-- START OF MATERIAL PROVIDED --

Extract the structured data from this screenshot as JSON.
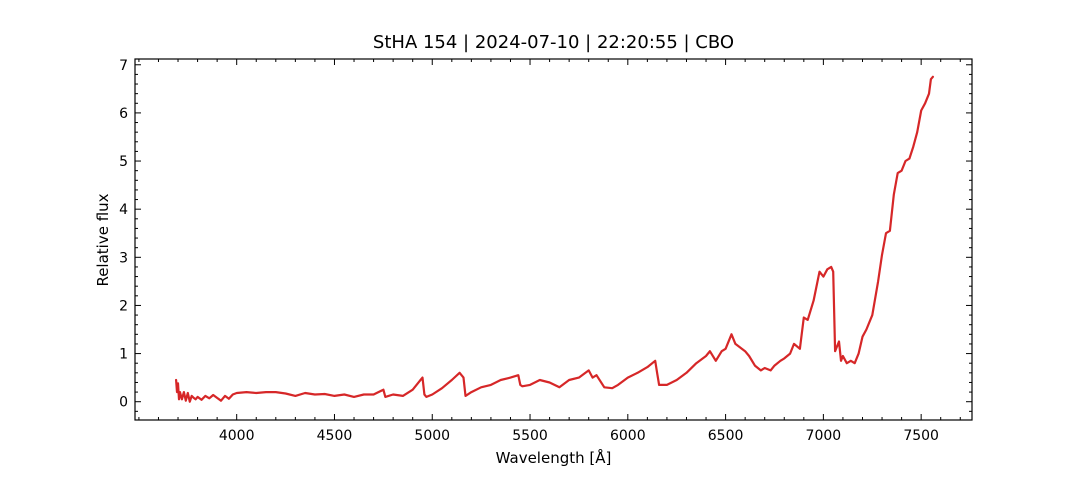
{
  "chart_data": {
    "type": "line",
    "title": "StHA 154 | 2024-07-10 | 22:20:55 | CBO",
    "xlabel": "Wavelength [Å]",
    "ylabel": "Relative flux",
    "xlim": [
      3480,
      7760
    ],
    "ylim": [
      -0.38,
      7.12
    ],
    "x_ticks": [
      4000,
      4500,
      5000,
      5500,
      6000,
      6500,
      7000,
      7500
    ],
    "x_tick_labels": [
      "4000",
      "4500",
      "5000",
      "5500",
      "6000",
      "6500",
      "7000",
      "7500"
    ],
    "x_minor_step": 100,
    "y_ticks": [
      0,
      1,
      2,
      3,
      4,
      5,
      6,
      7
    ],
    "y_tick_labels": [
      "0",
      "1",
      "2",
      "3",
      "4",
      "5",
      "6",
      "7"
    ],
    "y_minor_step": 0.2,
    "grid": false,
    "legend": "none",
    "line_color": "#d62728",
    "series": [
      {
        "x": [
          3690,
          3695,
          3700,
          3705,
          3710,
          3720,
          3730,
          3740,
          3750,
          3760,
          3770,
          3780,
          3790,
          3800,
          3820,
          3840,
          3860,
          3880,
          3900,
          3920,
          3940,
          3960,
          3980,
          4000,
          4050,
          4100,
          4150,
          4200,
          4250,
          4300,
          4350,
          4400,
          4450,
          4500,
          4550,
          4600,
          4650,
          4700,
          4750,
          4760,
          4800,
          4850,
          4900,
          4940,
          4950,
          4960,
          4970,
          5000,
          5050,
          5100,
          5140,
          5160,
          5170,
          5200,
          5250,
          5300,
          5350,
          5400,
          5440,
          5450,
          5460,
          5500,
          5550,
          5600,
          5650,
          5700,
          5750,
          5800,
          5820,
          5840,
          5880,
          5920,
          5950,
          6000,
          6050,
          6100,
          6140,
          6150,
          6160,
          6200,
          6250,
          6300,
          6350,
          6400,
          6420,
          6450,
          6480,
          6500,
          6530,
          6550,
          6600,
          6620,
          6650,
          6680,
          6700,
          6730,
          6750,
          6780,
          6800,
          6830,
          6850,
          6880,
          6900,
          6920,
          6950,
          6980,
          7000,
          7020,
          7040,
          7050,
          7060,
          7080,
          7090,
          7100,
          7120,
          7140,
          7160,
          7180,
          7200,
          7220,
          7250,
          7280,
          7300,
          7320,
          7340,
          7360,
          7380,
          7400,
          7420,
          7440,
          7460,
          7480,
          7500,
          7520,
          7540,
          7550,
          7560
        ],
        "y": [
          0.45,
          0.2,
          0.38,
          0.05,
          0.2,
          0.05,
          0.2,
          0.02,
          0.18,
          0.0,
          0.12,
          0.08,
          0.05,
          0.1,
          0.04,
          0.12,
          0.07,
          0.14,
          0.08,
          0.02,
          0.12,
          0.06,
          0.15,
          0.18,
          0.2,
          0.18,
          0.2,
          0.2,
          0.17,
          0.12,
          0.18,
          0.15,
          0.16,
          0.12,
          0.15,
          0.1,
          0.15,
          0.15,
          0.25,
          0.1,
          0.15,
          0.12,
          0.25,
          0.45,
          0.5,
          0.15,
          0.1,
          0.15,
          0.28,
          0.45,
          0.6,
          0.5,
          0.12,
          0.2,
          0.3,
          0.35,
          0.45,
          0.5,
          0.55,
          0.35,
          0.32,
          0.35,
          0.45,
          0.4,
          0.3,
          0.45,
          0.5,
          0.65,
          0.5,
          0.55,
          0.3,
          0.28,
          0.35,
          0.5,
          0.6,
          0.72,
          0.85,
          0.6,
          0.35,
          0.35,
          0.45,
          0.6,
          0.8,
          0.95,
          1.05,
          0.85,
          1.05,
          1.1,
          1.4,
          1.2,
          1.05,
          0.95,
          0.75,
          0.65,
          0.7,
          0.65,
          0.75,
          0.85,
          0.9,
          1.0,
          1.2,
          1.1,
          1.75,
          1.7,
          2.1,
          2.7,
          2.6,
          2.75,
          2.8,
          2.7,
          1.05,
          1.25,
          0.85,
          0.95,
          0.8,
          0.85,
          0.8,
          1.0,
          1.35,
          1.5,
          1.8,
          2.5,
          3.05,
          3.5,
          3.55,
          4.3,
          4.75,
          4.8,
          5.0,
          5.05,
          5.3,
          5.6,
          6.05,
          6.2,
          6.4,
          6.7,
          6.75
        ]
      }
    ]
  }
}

-- END OF MATERIAL PROVIDED --
-- START OF MATERIAL PROVIDED --

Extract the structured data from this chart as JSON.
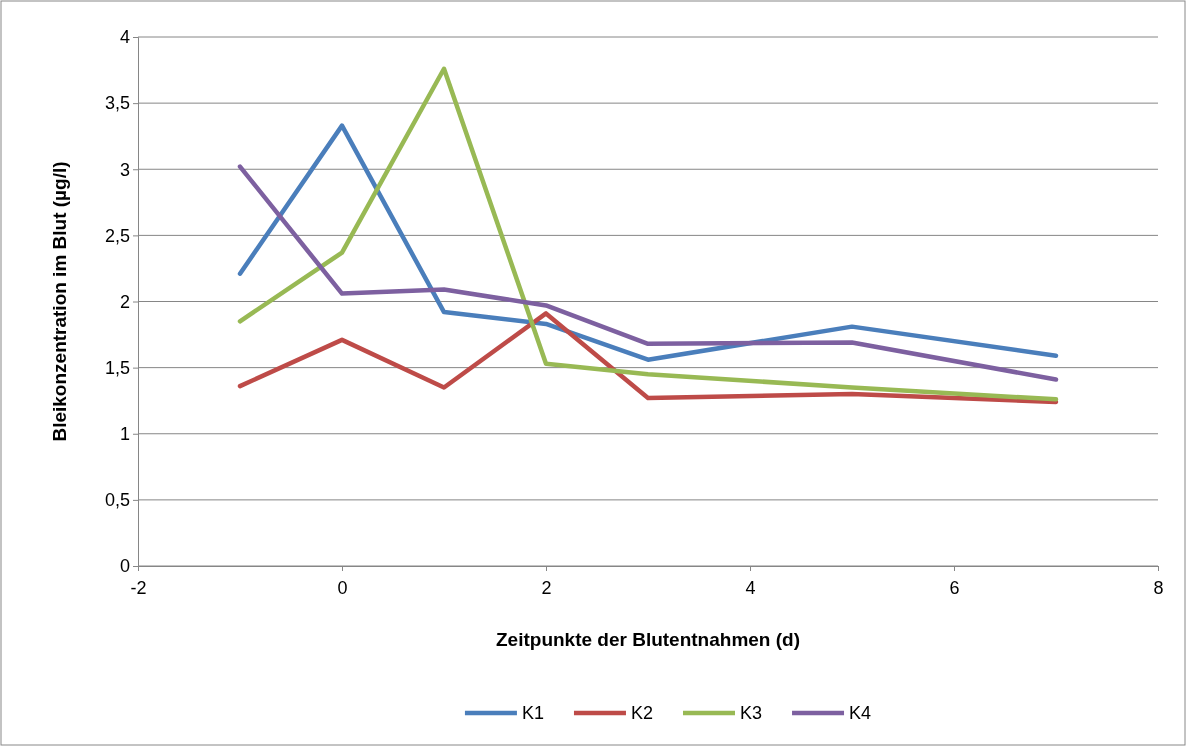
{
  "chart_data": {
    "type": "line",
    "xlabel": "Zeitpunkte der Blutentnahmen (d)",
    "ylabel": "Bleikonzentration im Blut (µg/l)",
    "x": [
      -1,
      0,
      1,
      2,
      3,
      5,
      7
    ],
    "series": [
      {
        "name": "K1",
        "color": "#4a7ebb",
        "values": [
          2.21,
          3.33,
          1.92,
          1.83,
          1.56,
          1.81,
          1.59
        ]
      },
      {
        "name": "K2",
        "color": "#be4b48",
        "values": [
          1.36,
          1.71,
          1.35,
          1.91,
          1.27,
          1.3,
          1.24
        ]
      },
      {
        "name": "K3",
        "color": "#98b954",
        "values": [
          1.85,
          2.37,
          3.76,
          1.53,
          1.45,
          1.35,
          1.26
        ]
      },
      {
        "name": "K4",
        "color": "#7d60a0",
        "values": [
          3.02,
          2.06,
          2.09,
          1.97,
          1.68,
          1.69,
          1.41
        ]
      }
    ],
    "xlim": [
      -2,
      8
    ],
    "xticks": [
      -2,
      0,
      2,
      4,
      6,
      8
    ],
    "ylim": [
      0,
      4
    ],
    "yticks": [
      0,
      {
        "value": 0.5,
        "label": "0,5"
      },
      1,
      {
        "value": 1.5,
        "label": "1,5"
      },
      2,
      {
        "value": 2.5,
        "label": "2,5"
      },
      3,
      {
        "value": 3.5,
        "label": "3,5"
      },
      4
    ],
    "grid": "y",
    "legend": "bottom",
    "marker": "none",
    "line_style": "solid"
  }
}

-- END OF MATERIAL PROVIDED --
-- START OF MATERIAL PROVIDED --

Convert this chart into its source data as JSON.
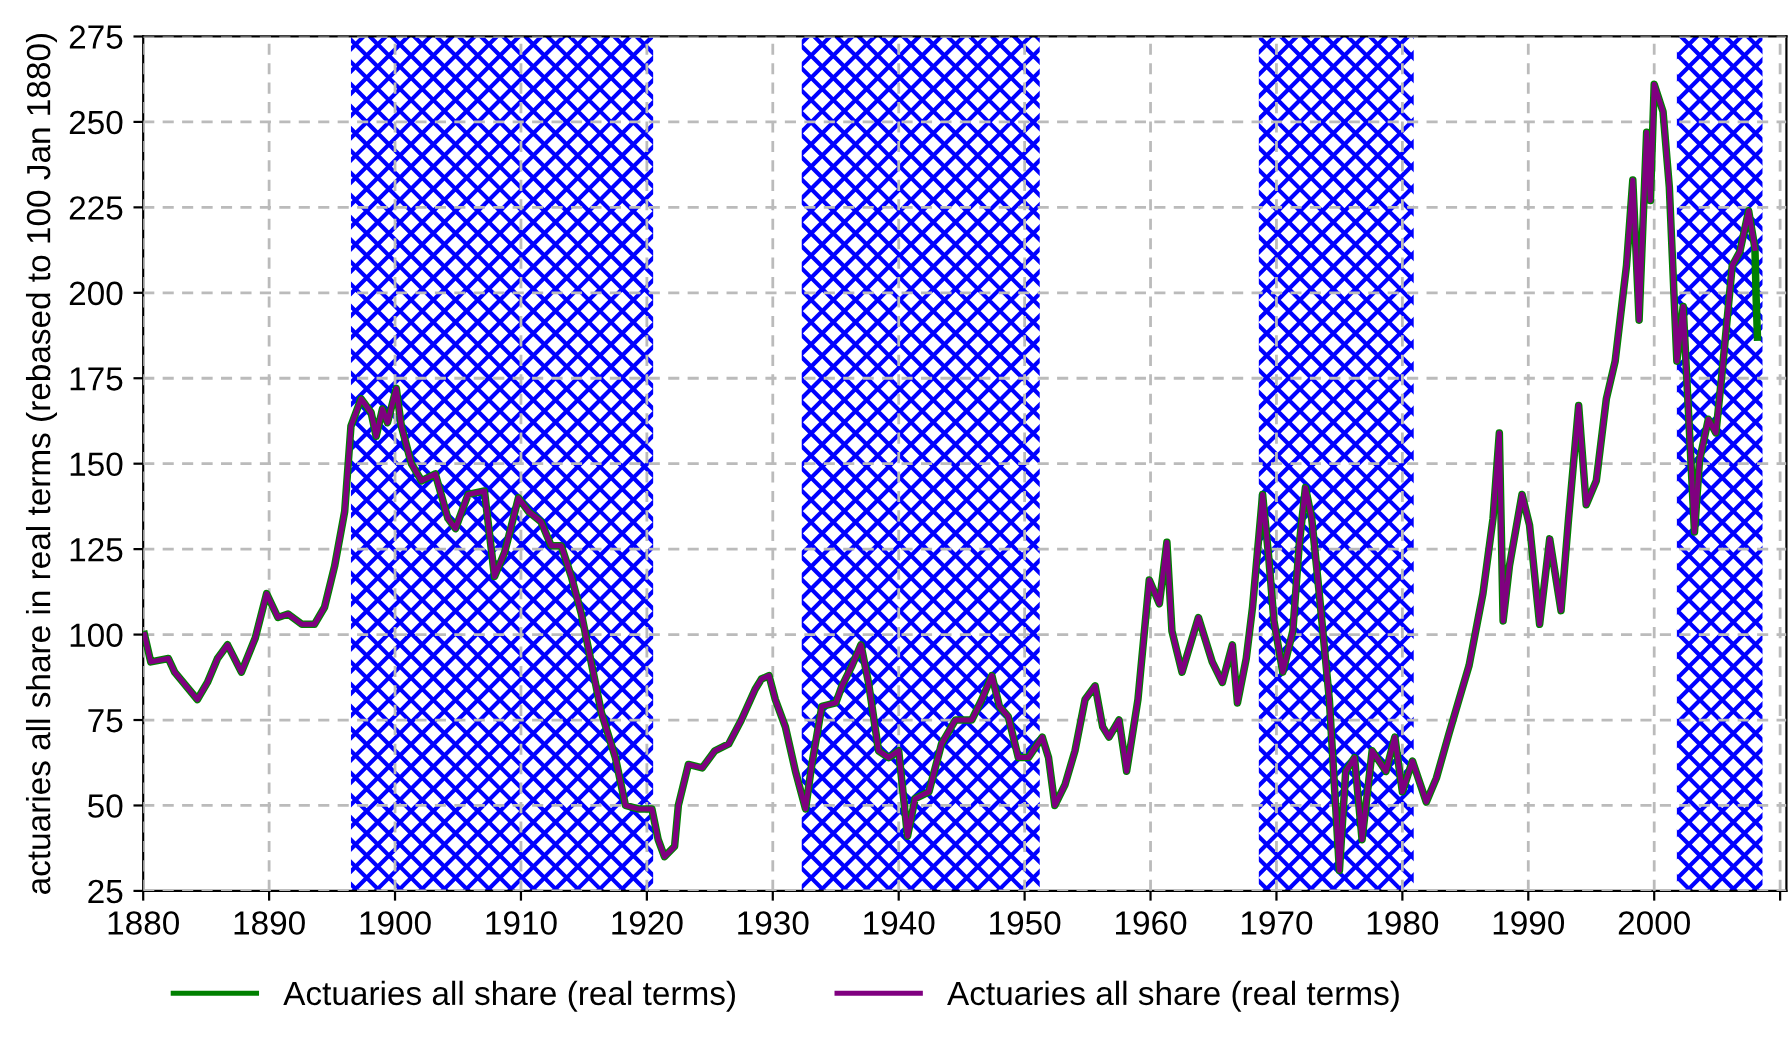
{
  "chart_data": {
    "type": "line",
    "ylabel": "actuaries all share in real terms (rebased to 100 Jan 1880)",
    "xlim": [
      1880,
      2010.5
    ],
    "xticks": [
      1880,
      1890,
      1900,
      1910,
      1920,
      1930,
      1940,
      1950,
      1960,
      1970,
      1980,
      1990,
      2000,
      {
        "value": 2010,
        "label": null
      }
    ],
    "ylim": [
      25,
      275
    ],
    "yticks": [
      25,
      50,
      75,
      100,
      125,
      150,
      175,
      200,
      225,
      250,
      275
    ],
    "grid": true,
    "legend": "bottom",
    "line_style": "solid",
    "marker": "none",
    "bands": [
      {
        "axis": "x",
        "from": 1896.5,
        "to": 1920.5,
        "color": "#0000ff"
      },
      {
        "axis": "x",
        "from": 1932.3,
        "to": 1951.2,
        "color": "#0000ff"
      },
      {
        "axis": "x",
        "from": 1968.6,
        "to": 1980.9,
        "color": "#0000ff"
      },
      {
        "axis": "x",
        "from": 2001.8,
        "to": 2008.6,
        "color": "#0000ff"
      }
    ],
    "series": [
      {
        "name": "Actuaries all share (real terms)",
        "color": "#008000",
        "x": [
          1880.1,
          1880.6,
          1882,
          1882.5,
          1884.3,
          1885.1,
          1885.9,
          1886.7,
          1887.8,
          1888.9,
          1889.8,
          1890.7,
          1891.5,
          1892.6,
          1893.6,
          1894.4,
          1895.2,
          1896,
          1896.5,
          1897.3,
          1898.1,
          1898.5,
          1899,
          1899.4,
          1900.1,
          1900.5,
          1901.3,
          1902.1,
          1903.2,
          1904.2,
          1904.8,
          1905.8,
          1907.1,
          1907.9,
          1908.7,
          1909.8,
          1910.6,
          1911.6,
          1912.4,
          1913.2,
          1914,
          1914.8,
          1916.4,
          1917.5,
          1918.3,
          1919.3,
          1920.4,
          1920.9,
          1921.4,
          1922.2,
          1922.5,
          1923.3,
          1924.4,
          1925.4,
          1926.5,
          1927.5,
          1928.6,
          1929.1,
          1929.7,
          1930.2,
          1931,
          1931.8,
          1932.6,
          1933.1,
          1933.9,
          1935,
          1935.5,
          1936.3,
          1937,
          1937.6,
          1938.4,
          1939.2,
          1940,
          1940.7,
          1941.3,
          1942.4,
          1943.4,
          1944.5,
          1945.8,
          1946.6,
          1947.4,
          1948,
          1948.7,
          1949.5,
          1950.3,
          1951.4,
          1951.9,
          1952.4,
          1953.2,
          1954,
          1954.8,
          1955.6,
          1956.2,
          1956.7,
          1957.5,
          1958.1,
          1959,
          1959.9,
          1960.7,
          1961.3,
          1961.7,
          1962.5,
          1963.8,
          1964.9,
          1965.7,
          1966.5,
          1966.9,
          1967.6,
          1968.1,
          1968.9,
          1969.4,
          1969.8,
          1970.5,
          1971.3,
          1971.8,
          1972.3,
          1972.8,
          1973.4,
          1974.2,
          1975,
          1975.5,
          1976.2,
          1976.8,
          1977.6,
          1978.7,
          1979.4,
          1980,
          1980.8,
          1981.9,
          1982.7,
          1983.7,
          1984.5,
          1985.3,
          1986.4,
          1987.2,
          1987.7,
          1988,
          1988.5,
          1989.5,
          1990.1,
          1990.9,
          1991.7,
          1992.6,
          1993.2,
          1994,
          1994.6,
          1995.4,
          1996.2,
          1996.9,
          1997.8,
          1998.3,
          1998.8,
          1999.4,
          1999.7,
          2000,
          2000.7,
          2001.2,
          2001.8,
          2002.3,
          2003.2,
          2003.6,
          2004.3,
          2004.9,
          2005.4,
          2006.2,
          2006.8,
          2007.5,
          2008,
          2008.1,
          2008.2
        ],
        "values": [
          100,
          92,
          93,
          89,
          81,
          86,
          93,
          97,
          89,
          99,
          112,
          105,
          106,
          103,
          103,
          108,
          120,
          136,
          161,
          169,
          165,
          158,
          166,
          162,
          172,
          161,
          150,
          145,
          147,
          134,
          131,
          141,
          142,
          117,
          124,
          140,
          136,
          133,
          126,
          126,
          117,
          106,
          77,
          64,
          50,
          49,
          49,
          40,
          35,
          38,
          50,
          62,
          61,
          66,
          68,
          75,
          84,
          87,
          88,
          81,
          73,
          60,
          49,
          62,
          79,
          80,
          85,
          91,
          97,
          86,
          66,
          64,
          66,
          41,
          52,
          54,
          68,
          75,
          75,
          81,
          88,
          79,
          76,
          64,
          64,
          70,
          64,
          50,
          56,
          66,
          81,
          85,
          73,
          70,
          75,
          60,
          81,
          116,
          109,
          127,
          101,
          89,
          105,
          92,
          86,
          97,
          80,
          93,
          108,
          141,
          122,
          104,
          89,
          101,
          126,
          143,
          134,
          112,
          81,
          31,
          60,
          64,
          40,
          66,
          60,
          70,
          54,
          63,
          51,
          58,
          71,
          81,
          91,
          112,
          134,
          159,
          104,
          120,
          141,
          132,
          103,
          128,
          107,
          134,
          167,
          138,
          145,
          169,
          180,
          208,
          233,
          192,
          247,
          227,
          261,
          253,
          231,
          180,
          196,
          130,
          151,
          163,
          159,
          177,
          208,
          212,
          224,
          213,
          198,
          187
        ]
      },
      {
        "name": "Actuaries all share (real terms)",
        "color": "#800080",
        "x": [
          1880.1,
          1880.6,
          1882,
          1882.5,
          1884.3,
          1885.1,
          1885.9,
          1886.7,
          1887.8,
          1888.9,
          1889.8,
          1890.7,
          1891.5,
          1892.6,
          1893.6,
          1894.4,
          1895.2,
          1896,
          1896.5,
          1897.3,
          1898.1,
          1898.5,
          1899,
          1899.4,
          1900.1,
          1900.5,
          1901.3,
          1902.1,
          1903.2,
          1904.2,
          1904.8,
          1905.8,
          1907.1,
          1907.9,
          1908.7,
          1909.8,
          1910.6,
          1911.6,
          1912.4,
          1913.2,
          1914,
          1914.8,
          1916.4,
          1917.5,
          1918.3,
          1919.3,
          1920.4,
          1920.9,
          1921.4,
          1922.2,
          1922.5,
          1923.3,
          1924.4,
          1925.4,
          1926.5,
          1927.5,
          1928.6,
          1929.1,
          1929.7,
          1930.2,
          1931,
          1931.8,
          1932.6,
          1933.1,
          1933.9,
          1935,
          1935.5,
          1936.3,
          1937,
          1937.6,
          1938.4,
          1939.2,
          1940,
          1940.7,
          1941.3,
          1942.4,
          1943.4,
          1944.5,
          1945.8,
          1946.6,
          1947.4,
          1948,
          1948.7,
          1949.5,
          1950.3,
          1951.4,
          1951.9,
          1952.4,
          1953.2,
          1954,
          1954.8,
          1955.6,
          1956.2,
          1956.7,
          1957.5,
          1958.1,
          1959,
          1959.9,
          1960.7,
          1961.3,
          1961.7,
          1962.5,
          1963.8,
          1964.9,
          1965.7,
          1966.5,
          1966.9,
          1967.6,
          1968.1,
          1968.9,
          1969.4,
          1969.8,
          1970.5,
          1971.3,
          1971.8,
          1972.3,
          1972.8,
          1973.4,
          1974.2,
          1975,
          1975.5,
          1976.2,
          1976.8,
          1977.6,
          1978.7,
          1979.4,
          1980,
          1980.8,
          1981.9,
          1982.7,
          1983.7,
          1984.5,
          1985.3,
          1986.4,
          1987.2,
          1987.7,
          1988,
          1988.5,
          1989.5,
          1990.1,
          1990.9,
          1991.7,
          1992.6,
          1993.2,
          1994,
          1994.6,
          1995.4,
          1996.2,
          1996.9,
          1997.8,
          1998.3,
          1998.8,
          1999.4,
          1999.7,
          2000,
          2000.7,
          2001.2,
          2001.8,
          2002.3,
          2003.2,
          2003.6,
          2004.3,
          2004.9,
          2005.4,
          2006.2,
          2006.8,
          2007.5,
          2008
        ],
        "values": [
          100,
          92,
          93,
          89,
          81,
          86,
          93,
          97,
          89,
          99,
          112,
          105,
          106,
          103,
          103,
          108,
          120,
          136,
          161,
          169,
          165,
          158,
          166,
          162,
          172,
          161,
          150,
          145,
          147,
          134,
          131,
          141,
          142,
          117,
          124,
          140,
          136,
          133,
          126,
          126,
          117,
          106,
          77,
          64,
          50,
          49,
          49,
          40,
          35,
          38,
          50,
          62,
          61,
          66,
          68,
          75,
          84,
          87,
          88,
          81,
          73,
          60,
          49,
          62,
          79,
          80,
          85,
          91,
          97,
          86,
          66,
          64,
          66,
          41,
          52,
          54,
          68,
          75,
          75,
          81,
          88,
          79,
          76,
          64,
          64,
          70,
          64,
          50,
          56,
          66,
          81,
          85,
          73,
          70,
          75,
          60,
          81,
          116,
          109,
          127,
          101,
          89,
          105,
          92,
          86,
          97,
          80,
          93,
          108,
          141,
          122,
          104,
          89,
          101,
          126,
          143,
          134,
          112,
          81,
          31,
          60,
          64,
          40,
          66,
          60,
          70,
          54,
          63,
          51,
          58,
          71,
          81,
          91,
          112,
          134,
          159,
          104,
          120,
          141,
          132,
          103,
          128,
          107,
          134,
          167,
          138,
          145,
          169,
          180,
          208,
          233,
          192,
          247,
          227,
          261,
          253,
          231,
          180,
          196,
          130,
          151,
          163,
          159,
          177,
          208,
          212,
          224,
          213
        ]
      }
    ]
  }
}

-- END OF MATERIAL PROVIDED --

> _DIRECTIONS FOR THIS TASK_: Gather each line in the data that holds the string "structured".

> _FINISHED ANSWER_:
Extract the structured data from this screenshot as JSON.
Extract the structured data from this chart as JSON.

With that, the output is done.